** START OF Data shown **

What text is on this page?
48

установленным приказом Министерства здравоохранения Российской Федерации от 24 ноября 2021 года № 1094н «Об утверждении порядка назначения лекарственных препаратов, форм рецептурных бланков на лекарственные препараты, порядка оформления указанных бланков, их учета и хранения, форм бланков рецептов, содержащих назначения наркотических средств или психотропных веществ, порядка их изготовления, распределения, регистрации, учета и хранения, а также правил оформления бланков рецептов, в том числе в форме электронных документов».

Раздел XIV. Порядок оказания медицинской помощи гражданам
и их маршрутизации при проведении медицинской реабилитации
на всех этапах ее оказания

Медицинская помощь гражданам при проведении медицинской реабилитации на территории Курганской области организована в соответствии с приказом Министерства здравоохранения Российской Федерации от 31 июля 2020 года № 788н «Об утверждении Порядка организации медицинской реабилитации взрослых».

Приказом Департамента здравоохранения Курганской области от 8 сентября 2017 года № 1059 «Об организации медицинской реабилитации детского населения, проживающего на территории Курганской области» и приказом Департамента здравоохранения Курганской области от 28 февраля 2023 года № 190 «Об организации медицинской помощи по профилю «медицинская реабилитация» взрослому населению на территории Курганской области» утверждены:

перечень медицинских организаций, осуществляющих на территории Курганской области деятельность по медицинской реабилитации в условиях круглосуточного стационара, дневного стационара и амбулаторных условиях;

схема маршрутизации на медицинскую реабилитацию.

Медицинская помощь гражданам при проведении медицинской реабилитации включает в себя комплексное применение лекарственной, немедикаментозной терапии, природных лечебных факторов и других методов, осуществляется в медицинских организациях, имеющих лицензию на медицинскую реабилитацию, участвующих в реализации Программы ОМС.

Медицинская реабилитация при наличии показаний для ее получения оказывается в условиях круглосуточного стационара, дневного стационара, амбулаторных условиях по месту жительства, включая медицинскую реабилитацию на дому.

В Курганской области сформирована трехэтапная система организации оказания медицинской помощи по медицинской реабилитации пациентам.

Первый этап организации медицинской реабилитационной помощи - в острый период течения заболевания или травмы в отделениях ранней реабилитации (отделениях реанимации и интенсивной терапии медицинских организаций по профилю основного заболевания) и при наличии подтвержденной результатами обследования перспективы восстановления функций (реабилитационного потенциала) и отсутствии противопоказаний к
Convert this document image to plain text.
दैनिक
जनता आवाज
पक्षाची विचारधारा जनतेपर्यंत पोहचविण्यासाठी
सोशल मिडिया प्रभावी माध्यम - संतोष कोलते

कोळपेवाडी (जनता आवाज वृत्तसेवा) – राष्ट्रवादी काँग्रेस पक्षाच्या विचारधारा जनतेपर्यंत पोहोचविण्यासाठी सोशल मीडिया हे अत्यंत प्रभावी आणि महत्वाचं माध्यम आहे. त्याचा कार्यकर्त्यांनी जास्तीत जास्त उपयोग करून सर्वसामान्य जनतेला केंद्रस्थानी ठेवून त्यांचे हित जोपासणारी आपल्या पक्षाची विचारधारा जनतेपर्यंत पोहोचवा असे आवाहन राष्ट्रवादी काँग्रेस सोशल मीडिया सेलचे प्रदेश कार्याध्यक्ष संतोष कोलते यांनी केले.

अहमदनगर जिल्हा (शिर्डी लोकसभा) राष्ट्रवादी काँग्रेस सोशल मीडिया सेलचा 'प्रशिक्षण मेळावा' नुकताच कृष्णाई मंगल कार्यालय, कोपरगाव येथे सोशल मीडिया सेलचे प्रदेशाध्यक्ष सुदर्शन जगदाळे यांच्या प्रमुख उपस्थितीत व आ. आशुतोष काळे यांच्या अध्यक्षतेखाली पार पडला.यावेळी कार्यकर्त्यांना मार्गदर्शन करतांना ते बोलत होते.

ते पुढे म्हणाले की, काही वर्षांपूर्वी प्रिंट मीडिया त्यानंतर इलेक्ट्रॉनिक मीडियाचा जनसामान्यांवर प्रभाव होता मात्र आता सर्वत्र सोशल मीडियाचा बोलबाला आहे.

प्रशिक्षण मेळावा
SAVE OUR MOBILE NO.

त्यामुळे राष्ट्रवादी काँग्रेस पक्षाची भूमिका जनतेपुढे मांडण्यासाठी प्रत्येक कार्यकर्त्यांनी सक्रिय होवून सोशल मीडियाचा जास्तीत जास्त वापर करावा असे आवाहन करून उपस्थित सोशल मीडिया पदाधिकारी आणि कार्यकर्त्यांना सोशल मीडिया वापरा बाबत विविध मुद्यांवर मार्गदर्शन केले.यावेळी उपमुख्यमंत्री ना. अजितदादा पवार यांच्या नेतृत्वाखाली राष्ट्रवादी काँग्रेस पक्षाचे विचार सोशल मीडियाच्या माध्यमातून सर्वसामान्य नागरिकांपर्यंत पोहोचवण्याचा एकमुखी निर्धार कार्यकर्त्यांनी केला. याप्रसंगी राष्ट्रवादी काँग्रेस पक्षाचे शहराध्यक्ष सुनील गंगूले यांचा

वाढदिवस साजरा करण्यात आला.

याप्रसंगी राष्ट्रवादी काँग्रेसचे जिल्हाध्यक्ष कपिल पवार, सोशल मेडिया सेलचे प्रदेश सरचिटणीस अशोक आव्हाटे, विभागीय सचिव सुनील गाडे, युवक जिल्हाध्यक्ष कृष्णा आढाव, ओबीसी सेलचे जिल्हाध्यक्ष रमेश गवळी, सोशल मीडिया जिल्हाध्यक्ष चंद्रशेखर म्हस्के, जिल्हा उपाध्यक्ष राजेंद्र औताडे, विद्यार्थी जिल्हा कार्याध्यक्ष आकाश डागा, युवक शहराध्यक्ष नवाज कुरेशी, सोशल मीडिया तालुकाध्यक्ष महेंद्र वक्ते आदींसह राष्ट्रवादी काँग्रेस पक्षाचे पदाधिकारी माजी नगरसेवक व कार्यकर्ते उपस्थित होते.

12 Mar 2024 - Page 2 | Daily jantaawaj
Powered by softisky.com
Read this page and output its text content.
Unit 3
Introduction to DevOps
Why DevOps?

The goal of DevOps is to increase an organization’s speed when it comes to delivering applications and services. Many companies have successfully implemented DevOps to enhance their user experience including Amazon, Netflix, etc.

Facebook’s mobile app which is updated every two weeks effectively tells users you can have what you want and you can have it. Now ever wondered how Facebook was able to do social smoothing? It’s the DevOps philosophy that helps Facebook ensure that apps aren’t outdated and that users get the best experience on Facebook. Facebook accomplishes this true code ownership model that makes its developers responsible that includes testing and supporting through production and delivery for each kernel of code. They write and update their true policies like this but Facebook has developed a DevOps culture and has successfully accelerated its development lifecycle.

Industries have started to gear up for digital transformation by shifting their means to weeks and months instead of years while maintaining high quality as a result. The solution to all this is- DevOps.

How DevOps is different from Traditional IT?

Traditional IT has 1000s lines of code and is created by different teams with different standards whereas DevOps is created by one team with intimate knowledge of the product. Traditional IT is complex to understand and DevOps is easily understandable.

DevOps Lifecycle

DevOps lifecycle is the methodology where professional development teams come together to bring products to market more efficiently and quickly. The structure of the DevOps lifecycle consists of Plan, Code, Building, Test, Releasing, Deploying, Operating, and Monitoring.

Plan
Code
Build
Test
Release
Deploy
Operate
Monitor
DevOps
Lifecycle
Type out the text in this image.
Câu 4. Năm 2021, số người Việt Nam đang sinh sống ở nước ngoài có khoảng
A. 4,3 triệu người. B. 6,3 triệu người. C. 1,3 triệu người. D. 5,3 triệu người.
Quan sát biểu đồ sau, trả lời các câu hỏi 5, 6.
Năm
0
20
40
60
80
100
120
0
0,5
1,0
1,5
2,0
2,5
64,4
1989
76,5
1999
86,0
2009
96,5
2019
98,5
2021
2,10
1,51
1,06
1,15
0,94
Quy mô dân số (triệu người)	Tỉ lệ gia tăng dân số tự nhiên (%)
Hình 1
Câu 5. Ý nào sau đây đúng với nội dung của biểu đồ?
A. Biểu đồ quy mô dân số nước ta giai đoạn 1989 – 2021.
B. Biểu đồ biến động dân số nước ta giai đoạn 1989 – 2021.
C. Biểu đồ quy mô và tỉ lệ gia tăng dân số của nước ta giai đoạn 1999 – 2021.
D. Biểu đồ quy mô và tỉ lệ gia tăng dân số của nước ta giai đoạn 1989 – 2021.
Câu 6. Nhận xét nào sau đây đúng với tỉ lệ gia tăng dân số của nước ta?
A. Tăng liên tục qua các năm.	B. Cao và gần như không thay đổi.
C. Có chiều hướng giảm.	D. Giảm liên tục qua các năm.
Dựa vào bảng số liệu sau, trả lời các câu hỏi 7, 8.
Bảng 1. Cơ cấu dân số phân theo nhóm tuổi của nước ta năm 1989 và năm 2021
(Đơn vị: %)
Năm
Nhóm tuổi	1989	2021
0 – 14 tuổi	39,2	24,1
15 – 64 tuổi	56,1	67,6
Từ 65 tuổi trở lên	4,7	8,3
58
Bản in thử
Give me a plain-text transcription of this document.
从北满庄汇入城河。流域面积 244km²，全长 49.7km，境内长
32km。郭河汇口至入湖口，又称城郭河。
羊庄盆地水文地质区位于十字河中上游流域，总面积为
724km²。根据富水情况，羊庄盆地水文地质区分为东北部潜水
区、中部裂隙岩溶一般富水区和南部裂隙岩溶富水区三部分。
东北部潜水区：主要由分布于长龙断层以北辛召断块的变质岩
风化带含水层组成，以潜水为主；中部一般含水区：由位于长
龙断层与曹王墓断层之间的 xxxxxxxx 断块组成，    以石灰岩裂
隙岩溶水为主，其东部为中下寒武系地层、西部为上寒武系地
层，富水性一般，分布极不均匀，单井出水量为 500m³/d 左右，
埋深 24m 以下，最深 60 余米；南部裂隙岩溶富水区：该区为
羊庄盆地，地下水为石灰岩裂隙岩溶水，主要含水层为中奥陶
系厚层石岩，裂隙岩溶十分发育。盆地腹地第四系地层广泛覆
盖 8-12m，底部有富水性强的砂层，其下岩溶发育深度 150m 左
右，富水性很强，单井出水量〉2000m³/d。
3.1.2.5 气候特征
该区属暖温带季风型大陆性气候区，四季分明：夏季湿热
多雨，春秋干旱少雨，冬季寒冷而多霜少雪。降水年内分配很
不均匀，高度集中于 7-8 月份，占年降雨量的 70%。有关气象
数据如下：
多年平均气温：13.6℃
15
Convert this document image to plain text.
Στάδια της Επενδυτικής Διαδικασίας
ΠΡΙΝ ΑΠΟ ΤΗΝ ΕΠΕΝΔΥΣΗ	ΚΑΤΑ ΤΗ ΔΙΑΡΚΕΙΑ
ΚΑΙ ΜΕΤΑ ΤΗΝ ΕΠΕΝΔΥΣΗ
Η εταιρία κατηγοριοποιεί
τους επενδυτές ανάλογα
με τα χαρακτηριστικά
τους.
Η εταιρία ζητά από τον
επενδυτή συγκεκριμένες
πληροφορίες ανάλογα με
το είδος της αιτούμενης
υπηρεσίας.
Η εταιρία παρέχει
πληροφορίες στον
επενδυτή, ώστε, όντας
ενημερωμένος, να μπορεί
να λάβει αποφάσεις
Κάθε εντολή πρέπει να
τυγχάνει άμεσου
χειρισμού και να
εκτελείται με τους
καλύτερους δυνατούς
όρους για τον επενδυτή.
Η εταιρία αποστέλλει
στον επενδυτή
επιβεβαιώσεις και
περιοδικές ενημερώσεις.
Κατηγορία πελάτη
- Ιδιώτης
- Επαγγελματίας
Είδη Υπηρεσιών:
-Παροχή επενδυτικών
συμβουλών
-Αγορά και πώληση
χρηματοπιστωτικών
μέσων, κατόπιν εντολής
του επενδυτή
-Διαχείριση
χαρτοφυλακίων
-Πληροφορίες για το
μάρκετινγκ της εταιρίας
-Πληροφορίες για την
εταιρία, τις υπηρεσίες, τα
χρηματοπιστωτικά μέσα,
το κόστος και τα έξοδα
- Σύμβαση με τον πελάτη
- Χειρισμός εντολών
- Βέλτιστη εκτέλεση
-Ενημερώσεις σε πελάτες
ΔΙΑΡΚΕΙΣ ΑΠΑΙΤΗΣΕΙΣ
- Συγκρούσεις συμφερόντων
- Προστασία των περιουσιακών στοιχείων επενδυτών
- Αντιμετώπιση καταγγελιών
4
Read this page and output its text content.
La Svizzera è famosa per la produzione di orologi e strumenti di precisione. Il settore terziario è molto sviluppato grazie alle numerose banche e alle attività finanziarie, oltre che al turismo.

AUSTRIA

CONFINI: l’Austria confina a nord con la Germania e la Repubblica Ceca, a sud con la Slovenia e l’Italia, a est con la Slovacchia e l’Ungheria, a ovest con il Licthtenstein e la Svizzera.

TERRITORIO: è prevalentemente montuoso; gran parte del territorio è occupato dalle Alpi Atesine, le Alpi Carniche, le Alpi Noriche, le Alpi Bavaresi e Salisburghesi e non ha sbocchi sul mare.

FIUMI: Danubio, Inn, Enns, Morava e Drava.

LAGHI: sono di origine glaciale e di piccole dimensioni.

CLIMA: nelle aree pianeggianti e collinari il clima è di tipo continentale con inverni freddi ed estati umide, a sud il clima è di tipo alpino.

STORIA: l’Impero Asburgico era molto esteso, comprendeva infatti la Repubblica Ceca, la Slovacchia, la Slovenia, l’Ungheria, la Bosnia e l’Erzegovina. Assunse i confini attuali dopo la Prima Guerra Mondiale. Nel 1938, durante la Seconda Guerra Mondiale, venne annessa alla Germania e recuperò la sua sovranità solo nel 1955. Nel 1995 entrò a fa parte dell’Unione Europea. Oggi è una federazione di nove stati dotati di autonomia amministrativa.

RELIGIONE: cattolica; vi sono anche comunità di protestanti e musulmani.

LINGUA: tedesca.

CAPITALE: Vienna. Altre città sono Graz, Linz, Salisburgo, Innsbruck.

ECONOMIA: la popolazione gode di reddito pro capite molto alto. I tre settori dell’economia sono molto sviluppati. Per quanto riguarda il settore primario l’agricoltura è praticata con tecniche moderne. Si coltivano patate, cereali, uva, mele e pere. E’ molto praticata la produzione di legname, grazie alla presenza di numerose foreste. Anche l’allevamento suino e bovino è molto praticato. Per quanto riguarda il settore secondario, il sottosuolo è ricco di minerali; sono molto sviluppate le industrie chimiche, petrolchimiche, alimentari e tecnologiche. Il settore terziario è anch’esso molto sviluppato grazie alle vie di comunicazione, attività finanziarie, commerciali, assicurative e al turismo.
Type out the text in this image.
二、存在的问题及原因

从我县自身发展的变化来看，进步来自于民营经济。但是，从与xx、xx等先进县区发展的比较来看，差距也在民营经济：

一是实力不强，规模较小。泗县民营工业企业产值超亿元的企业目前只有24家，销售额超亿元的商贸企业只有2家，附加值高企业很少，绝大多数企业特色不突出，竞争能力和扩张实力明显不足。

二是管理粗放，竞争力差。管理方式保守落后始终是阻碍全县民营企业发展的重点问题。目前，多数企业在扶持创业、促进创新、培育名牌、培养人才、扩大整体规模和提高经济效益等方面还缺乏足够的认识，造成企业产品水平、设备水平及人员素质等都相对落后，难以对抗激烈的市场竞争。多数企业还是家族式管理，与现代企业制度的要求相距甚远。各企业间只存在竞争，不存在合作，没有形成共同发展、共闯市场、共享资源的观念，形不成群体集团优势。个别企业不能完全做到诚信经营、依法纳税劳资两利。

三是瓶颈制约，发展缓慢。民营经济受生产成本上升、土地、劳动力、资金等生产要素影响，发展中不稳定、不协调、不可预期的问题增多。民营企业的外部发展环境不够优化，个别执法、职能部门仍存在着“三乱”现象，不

** END OF Data shown **

What to work on: Note every line above where the string "Ceca" shows up, and copy those lines.

Expected answer:
CONFINI: l’Austria confina a nord con la Germania e la Repubblica Ceca, a sud con la Slovenia e l’Italia, a est con la Slovacchia e l’Ungheria, a ovest con il Licthtenstein e la Svizzera.
STORIA: l’Impero Asburgico era molto esteso, comprendeva infatti la Repubblica Ceca, la Slovacchia, la Slovenia, l’Ungheria, la Bosnia e l’Erzegovina. Assunse i confini attuali dopo la Prima Guerra Mondiale. Nel 1938, durante la Seconda Guerra Mondiale, venne annessa alla Germania e recuperò la sua sovranità solo nel 1955. Nel 1995 entrò a fa parte dell’Unione Europea. Oggi è una federazione di nove stati dotati di autonomia amministrativa.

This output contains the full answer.